== Problem requirements ==
Where a line in the listing contains the string "these", copy that line out.

(Saved entries)
================================
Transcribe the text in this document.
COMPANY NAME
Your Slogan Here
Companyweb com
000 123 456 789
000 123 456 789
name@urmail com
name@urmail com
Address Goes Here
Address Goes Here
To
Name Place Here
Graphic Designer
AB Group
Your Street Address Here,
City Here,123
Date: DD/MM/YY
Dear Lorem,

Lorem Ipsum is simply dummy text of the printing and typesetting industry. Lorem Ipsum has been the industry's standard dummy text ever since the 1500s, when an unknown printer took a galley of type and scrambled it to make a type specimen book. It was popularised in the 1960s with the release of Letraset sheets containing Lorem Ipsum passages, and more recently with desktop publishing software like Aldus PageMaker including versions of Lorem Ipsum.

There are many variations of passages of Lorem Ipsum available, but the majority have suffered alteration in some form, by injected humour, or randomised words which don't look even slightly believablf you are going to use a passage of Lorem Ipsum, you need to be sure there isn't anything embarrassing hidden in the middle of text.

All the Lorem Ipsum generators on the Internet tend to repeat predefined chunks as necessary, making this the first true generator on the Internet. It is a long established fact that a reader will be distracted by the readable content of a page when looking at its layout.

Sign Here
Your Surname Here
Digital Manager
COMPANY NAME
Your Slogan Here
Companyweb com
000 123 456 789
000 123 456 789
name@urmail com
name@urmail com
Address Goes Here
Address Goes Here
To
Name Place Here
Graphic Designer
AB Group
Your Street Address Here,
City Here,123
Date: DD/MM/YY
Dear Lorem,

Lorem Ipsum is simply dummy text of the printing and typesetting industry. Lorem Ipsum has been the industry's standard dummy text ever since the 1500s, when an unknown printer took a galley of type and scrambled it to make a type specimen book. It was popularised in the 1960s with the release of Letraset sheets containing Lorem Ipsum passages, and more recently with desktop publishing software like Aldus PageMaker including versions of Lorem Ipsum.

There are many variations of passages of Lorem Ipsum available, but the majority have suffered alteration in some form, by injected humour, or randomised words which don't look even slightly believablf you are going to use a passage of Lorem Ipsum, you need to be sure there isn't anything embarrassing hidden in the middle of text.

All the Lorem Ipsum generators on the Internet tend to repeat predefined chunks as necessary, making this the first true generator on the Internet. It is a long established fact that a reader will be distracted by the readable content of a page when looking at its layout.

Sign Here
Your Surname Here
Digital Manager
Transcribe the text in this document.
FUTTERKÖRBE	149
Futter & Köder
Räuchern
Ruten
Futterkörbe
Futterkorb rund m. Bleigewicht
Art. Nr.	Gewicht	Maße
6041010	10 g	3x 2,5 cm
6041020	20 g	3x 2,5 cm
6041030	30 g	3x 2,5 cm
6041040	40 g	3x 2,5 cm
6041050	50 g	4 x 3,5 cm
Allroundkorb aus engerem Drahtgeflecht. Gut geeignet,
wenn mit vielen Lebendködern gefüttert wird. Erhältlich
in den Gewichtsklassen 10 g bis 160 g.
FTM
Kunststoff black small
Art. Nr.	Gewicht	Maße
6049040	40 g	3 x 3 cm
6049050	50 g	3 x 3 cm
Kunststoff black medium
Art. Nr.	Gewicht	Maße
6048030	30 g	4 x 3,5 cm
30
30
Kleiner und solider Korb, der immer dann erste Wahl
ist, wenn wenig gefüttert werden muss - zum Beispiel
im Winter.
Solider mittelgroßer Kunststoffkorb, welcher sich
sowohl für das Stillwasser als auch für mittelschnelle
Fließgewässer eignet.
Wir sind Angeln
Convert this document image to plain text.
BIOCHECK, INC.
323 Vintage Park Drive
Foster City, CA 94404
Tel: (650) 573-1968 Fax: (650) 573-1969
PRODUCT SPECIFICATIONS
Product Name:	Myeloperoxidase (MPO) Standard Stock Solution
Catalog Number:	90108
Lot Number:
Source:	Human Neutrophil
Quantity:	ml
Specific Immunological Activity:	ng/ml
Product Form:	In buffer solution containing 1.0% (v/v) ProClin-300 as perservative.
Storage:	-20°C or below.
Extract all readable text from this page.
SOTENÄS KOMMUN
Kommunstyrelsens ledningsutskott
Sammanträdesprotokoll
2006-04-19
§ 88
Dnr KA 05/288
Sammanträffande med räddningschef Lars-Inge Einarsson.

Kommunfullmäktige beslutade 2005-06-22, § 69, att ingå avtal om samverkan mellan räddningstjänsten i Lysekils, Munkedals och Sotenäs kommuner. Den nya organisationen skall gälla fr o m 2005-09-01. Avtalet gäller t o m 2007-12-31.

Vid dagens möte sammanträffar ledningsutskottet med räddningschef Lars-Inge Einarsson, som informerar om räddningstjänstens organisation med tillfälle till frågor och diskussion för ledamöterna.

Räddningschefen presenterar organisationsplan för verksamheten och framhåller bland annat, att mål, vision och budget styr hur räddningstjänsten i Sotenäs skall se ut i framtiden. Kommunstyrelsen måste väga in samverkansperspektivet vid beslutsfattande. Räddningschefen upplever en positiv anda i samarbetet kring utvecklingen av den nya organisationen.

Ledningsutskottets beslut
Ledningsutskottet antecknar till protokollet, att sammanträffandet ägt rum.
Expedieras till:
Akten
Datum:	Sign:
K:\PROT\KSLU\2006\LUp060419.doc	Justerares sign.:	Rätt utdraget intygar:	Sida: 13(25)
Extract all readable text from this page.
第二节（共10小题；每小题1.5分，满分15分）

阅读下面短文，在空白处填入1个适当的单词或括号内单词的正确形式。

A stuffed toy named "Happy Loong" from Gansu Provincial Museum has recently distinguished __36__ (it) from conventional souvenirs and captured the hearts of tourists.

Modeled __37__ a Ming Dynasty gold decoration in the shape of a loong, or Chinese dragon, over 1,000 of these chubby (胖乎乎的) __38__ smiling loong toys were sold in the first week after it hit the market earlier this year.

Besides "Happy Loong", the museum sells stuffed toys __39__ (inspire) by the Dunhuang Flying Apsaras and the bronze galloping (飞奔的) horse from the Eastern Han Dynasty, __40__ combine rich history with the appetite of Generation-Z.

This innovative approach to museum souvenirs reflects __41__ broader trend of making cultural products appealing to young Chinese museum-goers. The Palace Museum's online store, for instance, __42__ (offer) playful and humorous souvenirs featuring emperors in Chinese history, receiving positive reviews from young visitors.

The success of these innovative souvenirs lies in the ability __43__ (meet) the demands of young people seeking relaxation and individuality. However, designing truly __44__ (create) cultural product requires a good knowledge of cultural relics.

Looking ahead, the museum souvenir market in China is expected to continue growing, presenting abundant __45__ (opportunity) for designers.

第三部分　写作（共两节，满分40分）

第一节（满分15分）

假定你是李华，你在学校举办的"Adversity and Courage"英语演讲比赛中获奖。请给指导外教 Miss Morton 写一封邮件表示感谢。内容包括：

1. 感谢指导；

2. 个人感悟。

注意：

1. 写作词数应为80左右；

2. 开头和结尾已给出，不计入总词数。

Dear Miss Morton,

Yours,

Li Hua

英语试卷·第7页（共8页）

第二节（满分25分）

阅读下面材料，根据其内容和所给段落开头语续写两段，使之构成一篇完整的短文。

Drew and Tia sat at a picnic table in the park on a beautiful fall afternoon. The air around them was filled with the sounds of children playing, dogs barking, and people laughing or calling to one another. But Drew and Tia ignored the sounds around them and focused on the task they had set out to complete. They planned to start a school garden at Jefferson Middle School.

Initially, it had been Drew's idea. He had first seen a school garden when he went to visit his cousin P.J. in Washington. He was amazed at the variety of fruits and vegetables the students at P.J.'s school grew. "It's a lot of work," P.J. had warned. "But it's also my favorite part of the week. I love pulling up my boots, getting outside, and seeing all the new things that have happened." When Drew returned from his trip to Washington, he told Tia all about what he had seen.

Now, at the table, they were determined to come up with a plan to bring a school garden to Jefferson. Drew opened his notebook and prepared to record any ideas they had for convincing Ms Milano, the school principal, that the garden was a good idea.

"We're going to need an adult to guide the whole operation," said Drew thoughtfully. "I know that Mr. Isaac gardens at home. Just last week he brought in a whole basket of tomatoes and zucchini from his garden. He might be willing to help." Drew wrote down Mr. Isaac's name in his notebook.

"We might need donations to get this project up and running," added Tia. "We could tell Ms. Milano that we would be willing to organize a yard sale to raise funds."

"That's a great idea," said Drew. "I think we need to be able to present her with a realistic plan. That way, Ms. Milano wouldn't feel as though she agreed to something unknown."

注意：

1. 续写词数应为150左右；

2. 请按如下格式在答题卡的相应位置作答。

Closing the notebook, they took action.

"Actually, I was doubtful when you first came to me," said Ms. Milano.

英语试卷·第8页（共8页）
================================
== Solved exercise ==
Modeled __37__ a Ming Dynasty gold decoration in the shape of a loong, or Chinese dragon, over 1,000 of these chubby (胖乎乎的) __38__ smiling loong toys were sold in the first week after it hit the market earlier this year.
The success of these innovative souvenirs lies in the ability __43__ (meet) the demands of young people seeking relaxation and individuality. However, designing truly __44__ (create) cultural product requires a good knowledge of cultural relics.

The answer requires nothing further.